Written instruction: Can you convert the material below into a JSON list of strings, one string per line, with blank lines omitted and the pictures left out?

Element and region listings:
::::::

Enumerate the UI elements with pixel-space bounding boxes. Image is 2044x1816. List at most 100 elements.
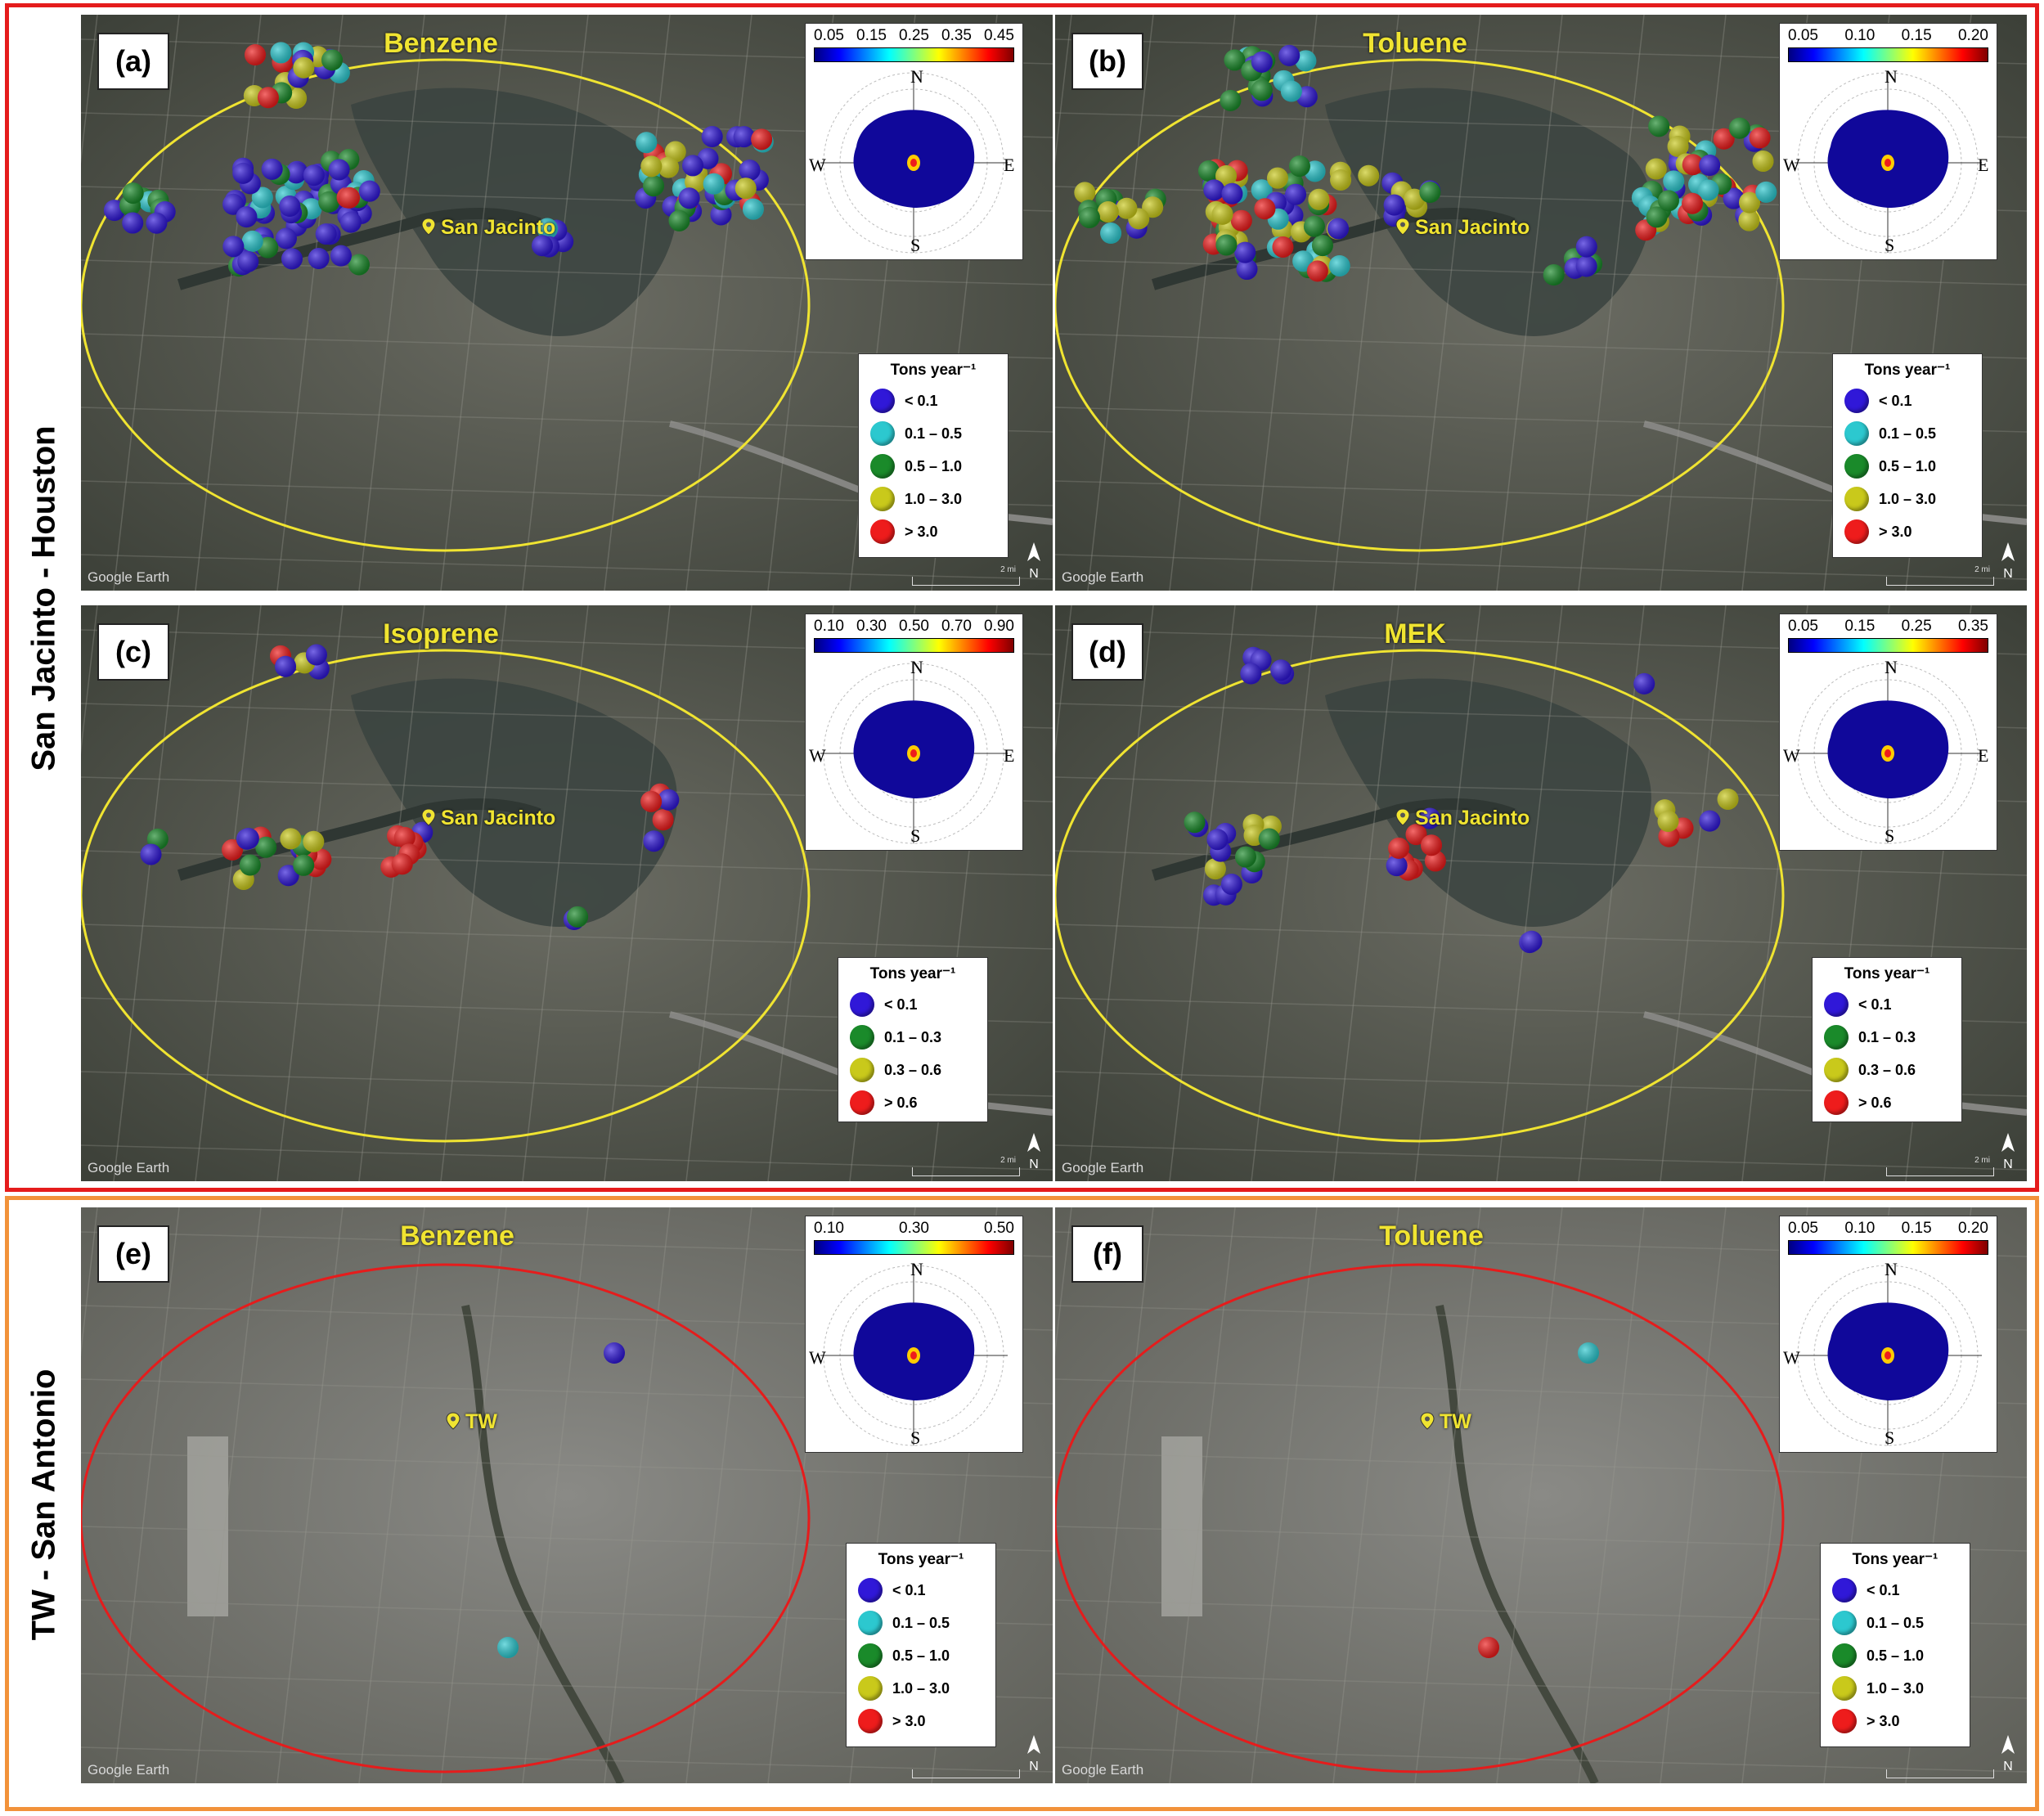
road [81,605,98,755]
radius-ellipse [1055,58,1785,552]
panel-letter: (d) [1071,623,1143,681]
emission-source-shading [739,160,761,182]
emission-source-shading [1405,824,1427,846]
site-pin-icon[interactable] [1420,1412,1435,1430]
scale-bar [912,1769,1020,1778]
radius-ellipse [81,58,811,552]
legend-item: < 0.1 [1832,1578,1900,1602]
site-pin-icon[interactable] [1395,218,1410,236]
map-panel-e: (e) Benzene TW 0.10 0.30 0.50 N S W Tons year⁻¹ < … [81,1207,1053,1783]
emission-source-shading [339,187,361,209]
radius-ellipse [1055,649,1785,1143]
emission-source-shading [1755,181,1777,203]
emission-source-shading [393,826,416,848]
legend-item: < 0.1 [1844,389,1912,413]
legend-label: 1.0 – 3.0 [1867,1679,1925,1697]
emission-source-shading [1327,218,1350,240]
polar-plot [820,1265,1008,1446]
legend-swatch [1844,454,1869,479]
road [1496,605,1563,1181]
emission-source-shading [255,836,277,858]
road [1169,15,1236,591]
emission-source-shading [1285,183,1307,205]
colorbar-tick-label: 0.25 [1901,618,1932,635]
emission-source-shading [303,164,325,187]
polar-plot [1795,663,1982,844]
panel-letter: (c) [97,623,169,681]
colorbar-tick-label: 0.15 [1844,618,1876,635]
legend-label: < 0.1 [905,392,938,409]
compass-s: S [1885,825,1895,846]
legend-item: > 3.0 [1832,1709,1900,1733]
emission-source-shading [1358,164,1380,187]
road [1055,1452,2027,1478]
ship-channel [1151,208,1516,290]
colorbar-tick-label: 0.15 [1901,1220,1932,1237]
emission-source-shading [1739,191,1761,214]
road [1251,1207,1318,1783]
emission-source-shading [1738,209,1760,231]
road [276,605,344,1181]
emission-source-shading [281,248,303,270]
emission-source-shading [1288,155,1310,178]
legend-swatch [1832,1611,1857,1635]
road [195,605,262,1181]
site-pin-icon[interactable] [421,218,436,236]
map-panel-b: (b) Toluene San Jacinto 0.05 0.10 0.15 0.20 N S W… [1055,15,2027,591]
emission-source-shading [1306,260,1328,282]
north-arrow-icon: N [1999,1132,2017,1171]
site-pin-icon[interactable] [446,1412,460,1430]
road [113,15,180,591]
road [1055,605,1072,755]
road [1660,605,1727,1181]
road [1251,605,1318,1181]
emission-source-shading [1383,194,1405,216]
emission-source-shading [1421,834,1443,856]
colorbar-ticks: 0.05 0.10 0.15 0.20 [1788,27,1988,47]
site-pin-icon[interactable] [1395,808,1410,826]
emission-source-shading [1682,192,1704,214]
emission-source-shading [303,830,325,852]
emission-source-shading [1717,788,1739,810]
road [1332,1207,1399,1783]
road [1055,1746,2027,1773]
road [522,605,589,1181]
compass-s: S [910,1427,921,1448]
emission-source-shading [532,235,554,257]
legend-label: 0.1 – 0.3 [1858,1028,1916,1045]
legend-swatch [850,992,874,1017]
compass-w: W [809,1347,826,1368]
road [81,1207,98,1357]
emission-legend: Tons year⁻¹ < 0.1 0.1 – 0.5 0.5 – 1.0 1.0 – … [1832,353,1983,558]
legend-label: 0.5 – 1.0 [905,457,963,474]
google-earth-watermark: Google Earth [1062,1160,1144,1175]
legend-label: 0.5 – 1.0 [892,1647,950,1664]
north-arrow-label: N [1029,567,1039,581]
polar-plot [1795,1265,1982,1446]
road [276,15,344,591]
emission-source-shading [640,790,663,812]
legend-label: < 0.1 [1879,392,1912,409]
emission-source-shading [1699,810,1721,832]
legend-swatch [870,454,895,479]
emission-source-shading [652,809,674,831]
emission-source-shading [1220,873,1242,895]
pollution-rose-inset: 0.10 0.30 0.50 0.70 0.90 N S W E [805,614,1023,851]
legend-title: Tons year⁻¹ [878,1551,964,1568]
emission-source-shading [1308,188,1330,210]
pollution-rose-hotspot [1885,1351,1891,1360]
radius-ellipse [81,1263,811,1773]
road [1087,1207,1154,1783]
legend-item: > 0.6 [850,1090,918,1115]
colorbar [1788,638,1988,653]
north-arrow-icon: N [1025,1734,1043,1773]
emission-source-shading [277,865,299,887]
legend-swatch [1824,1025,1849,1050]
north-arrow-icon: N [1999,1734,2017,1773]
polar-plot [820,72,1008,254]
legend-item: < 0.1 [1824,992,1892,1017]
compass-n: N [910,66,923,87]
emission-source-shading [1663,170,1685,192]
site-pin-icon[interactable] [421,808,436,826]
road [1496,1207,1563,1783]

::::::

Result of the task:
[
  "Enumerate the UI elements with pixel-space bounding boxes. Image is 2044x1816. List at most 100 elements.",
  "road [81,605,98,755]",
  "radius-ellipse [1055,58,1785,552]",
  "panel-letter: (d) [1071,623,1143,681]",
  "emission-source-shading [739,160,761,182]",
  "emission-source-shading [1405,824,1427,846]",
  "site-pin-icon[interactable] [1420,1412,1435,1430]",
  "scale-bar [912,1769,1020,1778]",
  "radius-ellipse [81,58,811,552]",
  "legend-item: < 0.1 [1832,1578,1900,1602]",
  "site-pin-icon[interactable] [1395,218,1410,236]",
  "map-panel-e: (e) Benzene TW 0.10 0.30 0.50 N S W Tons year⁻¹ < … [81,1207,1053,1783]",
  "emission-source-shading [339,187,361,209]",
  "radius-ellipse [1055,649,1785,1143]",
  "emission-source-shading [1755,181,1777,203]",
  "emission-source-shading [393,826,416,848]",
  "legend-item: < 0.1 [1844,389,1912,413]",
  "legend-label: 1.0 – 3.0 [1867,1679,1925,1697]",
  "emission-source-shading [1327,218,1350,240]",
  "polar-plot [820,1265,1008,1446]",
  "legend-swatch [1844,454,1869,479]",
  "road [1496,605,1563,1181]",
  "emission-source-shading [255,836,277,858]",
  "road [1169,15,1236,591]",
  "emission-source-shading [1285,183,1307,205]",
  "colorbar-tick-label: 0.25 [1901,618,1932,635]",
  "emission-source-shading [303,164,325,187]",
  "polar-plot [1795,663,1982,844]",
  "panel-letter: (c) [97,623,169,681]",
  "colorbar-tick-label: 0.15 [1844,618,1876,635]",
  "legend-label: < 0.1 [905,392,938,409]",
  "compass-s: S [1885,825,1895,846]",
  "legend-item: > 3.0 [1832,1709,1900,1733]",
  "emission-source-shading [1358,164,1380,187]",
  "road [1055,1452,2027,1478]",
  "ship-channel [1151,208,1516,290]",
  "colorbar-tick-label: 0.15 [1901,1220,1932,1237]",
  "emission-source-shading [1739,191,1761,214]",
  "road [1251,1207,1318,1783]",
  "emission-source-shading [1738,209,1760,231]",
  "road [276,605,344,1181]",
  "emission-source-shading [281,248,303,270]",
  "emission-source-shading [1288,155,1310,178]",
  "legend-swatch [1832,1611,1857,1635]",
  "road [195,605,262,1181]",
  "site-pin-icon[interactable] [421,218,436,236]",
  "map-panel-b: (b) Toluene San Jacinto 0.05 0.10 0.15 0.20 N S W… [1055,15,2027,591]",
  "emission-source-shading [1306,260,1328,282]",
  "north-arrow-icon: N [1999,1132,2017,1171]",
  "site-pin-icon[interactable] [446,1412,460,1430]",
  "road [113,15,180,591]",
  "road [1055,605,1072,755]",
  "road [1660,605,1727,1181]",
  "road [1251,605,1318,1181]",
  "emission-source-shading [1383,194,1405,216]",
  "emission-source-shading [1421,834,1443,856]",
  "colorbar-ticks: 0.05 0.10 0.15 0.20 [1788,27,1988,47]",
  "site-pin-icon[interactable] [1395,808,1410,826]",
  "emission-source-shading [1682,192,1704,214]",
  "emission-source-shading [303,830,325,852]",
  "emission-source-shading [1717,788,1739,810]",
  "road [1332,1207,1399,1783]",
  "road [1055,1746,2027,1773]",
  "road [522,605,589,1181]",
  "compass-s: S [910,1427,921,1448]",
  "emission-source-shading [532,235,554,257]",
  "legend-label: 0.1 – 0.3 [1858,1028,1916,1045]",
  "legend-swatch [850,992,874,1017]",
  "compass-w: W [809,1347,826,1368]",
  "road [81,1207,98,1357]",
  "emission-legend: Tons year⁻¹ < 0.1 0.1 – 0.5 0.5 – 1.0 1.0 – … [1832,353,1983,558]",
  "legend-label: 0.5 – 1.0 [905,457,963,474]",
  "google-earth-watermark: Google Earth [1062,1160,1144,1175]",
  "legend-label: 0.5 – 1.0 [892,1647,950,1664]",
  "north-arrow-label: N [1029,567,1039,581]",
  "polar-plot [1795,1265,1982,1446]",
  "road [276,15,344,591]",
  "emission-source-shading [640,790,663,812]",
  "legend-label: < 0.1 [1879,392,1912,409]",
  "emission-source-shading [1699,810,1721,832]",
  "legend-swatch [870,454,895,479]",
  "emission-source-shading [652,809,674,831]",
  "emission-source-shading [1220,873,1242,895]",
  "pollution-rose-inset: 0.10 0.30 0.50 0.70 0.90 N S W E [805,614,1023,851]",
  "legend-title: Tons year⁻¹ [878,1551,964,1568]",
  "emission-source-shading [1308,188,1330,210]",
  "pollution-rose-hotspot [1885,1351,1891,1360]",
  "radius-ellipse [81,1263,811,1773]",
  "road [1087,1207,1154,1783]",
  "legend-item: > 0.6 [850,1090,918,1115]",
  "colorbar [1788,638,1988,653]",
  "north-arrow-icon: N [1025,1734,1043,1773]",
  "emission-source-shading [277,865,299,887]",
  "legend-swatch [1824,1025,1849,1050]",
  "north-arrow-icon: N [1999,1734,2017,1773]",
  "polar-plot [820,72,1008,254]",
  "legend-item: < 0.1 [1824,992,1892,1017]",
  "compass-n: N [910,66,923,87]",
  "emission-source-shading [1663,170,1685,192]",
  "site-pin-icon[interactable] [421,808,436,826]",
  "road [1496,1207,1563,1783]"
]